* _Stated exercise_: The records below must be duplicated exactly, character for character.

--- START OF Material for this task ---

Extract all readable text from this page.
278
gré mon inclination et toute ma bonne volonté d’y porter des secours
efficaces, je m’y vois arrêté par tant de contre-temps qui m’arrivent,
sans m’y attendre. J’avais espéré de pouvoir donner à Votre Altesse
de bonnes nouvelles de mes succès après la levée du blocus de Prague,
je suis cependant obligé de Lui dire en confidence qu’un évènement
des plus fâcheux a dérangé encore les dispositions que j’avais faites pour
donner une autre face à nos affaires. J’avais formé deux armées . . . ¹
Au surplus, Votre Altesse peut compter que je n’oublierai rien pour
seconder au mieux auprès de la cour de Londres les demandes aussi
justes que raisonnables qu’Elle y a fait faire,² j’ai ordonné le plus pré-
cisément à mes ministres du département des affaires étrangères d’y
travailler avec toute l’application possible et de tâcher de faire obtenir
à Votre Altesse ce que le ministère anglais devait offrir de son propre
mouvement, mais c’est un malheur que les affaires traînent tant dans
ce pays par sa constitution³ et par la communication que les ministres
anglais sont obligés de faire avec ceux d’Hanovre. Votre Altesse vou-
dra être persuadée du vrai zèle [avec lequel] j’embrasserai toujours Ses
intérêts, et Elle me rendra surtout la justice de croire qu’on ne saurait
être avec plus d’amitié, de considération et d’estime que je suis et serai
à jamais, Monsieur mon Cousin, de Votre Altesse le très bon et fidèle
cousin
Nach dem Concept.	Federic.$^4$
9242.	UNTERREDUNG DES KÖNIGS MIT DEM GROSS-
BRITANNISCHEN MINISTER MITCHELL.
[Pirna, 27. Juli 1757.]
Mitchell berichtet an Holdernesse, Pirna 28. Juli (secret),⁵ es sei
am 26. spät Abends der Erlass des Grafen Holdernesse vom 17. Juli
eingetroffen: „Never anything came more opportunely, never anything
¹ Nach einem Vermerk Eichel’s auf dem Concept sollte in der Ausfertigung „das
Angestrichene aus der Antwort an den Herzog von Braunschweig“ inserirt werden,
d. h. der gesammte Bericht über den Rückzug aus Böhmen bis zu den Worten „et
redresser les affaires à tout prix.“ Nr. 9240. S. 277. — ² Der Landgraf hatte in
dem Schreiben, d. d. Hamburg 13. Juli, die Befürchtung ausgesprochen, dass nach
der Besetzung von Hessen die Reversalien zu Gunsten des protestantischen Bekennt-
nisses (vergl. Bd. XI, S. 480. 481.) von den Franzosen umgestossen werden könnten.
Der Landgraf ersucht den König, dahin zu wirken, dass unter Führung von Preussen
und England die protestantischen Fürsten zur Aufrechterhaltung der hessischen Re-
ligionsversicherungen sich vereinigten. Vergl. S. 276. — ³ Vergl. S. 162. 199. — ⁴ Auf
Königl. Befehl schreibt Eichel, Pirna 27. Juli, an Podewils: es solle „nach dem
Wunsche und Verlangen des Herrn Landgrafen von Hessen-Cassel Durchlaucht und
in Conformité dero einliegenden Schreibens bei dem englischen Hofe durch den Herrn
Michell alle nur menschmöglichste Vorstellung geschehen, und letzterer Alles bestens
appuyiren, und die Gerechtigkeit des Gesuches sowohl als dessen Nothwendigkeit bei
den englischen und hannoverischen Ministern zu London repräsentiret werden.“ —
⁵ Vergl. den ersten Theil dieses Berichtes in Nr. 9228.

--- END OF Material for this task ---

* _Task response_:
Extract all readable text from this page.
278
gré mon inclination et toute ma bonne volonté d’y porter des secours
efficaces, je m’y vois arrêté par tant de contre-temps qui m’arrivent,
sans m’y attendre. J’avais espéré de pouvoir donner à Votre Altesse
de bonnes nouvelles de mes succès après la levée du blocus de Prague,
je suis cependant obligé de Lui dire en confidence qu’un évènement
des plus fâcheux a dérangé encore les dispositions que j’avais faites pour
donner une autre face à nos affaires. J’avais formé deux armées . . . ¹
Au surplus, Votre Altesse peut compter que je n’oublierai rien pour
seconder au mieux auprès de la cour de Londres les demandes aussi
justes que raisonnables qu’Elle y a fait faire,² j’ai ordonné le plus pré-
cisément à mes ministres du département des affaires étrangères d’y
travailler avec toute l’application possible et de tâcher de faire obtenir
à Votre Altesse ce que le ministère anglais devait offrir de son propre
mouvement, mais c’est un malheur que les affaires traînent tant dans
ce pays par sa constitution³ et par la communication que les ministres
anglais sont obligés de faire avec ceux d’Hanovre. Votre Altesse vou-
dra être persuadée du vrai zèle [avec lequel] j’embrasserai toujours Ses
intérêts, et Elle me rendra surtout la justice de croire qu’on ne saurait
être avec plus d’amitié, de considération et d’estime que je suis et serai
à jamais, Monsieur mon Cousin, de Votre Altesse le très bon et fidèle
cousin
Nach dem Concept.	Federic.$^4$
9242.	UNTERREDUNG DES KÖNIGS MIT DEM GROSS-
BRITANNISCHEN MINISTER MITCHELL.
[Pirna, 27. Juli 1757.]
Mitchell berichtet an Holdernesse, Pirna 28. Juli (secret),⁵ es sei
am 26. spät Abends der Erlass des Grafen Holdernesse vom 17. Juli
eingetroffen: „Never anything came more opportunely, never anything
¹ Nach einem Vermerk Eichel’s auf dem Concept sollte in der Ausfertigung „das
Angestrichene aus der Antwort an den Herzog von Braunschweig“ inserirt werden,
d. h. der gesammte Bericht über den Rückzug aus Böhmen bis zu den Worten „et
redresser les affaires à tout prix.“ Nr. 9240. S. 277. — ² Der Landgraf hatte in
dem Schreiben, d. d. Hamburg 13. Juli, die Befürchtung ausgesprochen, dass nach
der Besetzung von Hessen die Reversalien zu Gunsten des protestantischen Bekennt-
nisses (vergl. Bd. XI, S. 480. 481.) von den Franzosen umgestossen werden könnten.
Der Landgraf ersucht den König, dahin zu wirken, dass unter Führung von Preussen
und England die protestantischen Fürsten zur Aufrechterhaltung der hessischen Re-
ligionsversicherungen sich vereinigten. Vergl. S. 276. — ³ Vergl. S. 162. 199. — ⁴ Auf
Königl. Befehl schreibt Eichel, Pirna 27. Juli, an Podewils: es solle „nach dem
Wunsche und Verlangen des Herrn Landgrafen von Hessen-Cassel Durchlaucht und
in Conformité dero einliegenden Schreibens bei dem englischen Hofe durch den Herrn
Michell alle nur menschmöglichste Vorstellung geschehen, und letzterer Alles bestens
appuyiren, und die Gerechtigkeit des Gesuches sowohl als dessen Nothwendigkeit bei
den englischen und hannoverischen Ministern zu London repräsentiret werden.“ —
⁵ Vergl. den ersten Theil dieses Berichtes in Nr. 9228.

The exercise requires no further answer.